▸ **Task input**:
• • • • •
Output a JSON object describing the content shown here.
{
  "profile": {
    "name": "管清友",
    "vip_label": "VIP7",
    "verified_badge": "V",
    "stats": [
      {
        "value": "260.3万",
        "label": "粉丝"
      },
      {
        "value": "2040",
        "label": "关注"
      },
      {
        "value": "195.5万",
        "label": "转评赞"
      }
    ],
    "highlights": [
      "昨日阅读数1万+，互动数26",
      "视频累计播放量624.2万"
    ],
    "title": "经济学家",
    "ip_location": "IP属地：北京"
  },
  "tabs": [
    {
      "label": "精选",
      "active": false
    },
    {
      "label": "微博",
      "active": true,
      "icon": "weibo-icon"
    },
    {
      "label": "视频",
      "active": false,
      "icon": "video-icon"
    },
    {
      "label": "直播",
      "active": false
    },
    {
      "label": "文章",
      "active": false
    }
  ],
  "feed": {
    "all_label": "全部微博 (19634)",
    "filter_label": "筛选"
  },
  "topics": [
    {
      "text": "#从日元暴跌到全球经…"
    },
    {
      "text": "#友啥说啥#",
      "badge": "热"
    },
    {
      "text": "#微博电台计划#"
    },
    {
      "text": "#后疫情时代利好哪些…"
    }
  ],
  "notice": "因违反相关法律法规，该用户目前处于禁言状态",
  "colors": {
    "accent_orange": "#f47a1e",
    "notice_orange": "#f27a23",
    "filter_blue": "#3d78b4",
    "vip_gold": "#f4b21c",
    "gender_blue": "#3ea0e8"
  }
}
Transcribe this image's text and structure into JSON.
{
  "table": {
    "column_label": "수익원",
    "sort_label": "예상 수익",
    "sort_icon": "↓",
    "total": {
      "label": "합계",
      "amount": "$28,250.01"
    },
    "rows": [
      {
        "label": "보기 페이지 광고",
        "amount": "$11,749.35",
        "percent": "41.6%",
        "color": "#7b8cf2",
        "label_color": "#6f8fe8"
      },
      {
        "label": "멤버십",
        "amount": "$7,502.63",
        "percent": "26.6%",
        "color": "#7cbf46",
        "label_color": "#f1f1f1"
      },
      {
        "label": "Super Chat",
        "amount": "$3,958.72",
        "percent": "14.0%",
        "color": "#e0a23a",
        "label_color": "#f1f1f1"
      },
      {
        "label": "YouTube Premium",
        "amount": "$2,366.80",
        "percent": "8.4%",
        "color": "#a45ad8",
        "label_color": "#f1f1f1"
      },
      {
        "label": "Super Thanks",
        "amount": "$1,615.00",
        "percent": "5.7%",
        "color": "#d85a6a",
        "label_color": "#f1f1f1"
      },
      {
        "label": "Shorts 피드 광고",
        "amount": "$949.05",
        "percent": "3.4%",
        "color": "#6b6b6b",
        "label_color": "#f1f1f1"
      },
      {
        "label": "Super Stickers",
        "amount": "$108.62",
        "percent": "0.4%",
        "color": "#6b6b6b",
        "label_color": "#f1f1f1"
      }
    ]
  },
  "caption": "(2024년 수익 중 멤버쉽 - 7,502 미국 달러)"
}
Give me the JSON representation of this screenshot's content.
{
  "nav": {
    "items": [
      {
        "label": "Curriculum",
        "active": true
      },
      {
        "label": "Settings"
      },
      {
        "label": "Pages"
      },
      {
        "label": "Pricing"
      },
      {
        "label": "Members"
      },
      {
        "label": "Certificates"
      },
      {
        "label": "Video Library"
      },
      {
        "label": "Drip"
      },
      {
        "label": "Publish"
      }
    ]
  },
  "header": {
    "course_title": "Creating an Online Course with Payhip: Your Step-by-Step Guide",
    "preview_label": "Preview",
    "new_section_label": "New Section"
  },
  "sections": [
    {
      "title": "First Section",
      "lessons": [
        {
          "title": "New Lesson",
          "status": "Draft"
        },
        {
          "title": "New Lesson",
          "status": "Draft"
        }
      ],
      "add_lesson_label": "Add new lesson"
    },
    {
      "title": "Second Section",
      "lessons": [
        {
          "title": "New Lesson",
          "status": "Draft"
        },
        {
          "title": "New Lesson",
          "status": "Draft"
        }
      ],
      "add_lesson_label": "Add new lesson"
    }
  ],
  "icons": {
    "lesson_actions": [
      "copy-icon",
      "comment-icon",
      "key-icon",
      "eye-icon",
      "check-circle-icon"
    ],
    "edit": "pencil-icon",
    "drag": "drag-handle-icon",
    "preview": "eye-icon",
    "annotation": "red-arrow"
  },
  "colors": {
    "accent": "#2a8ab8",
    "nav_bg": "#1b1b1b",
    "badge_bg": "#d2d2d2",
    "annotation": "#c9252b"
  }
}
• • • • •
▸ **Written request**: Show every line in the entries where the string "text" occurs.

▸ **Task response**:
      "text": "#从日元暴跌到全球经…"
      "text": "#友啥说啥#",
      "text": "#微博电台计划#"
      "text": "#后疫情时代利好哪些…"
Transcribe this image's text and structure into JSON.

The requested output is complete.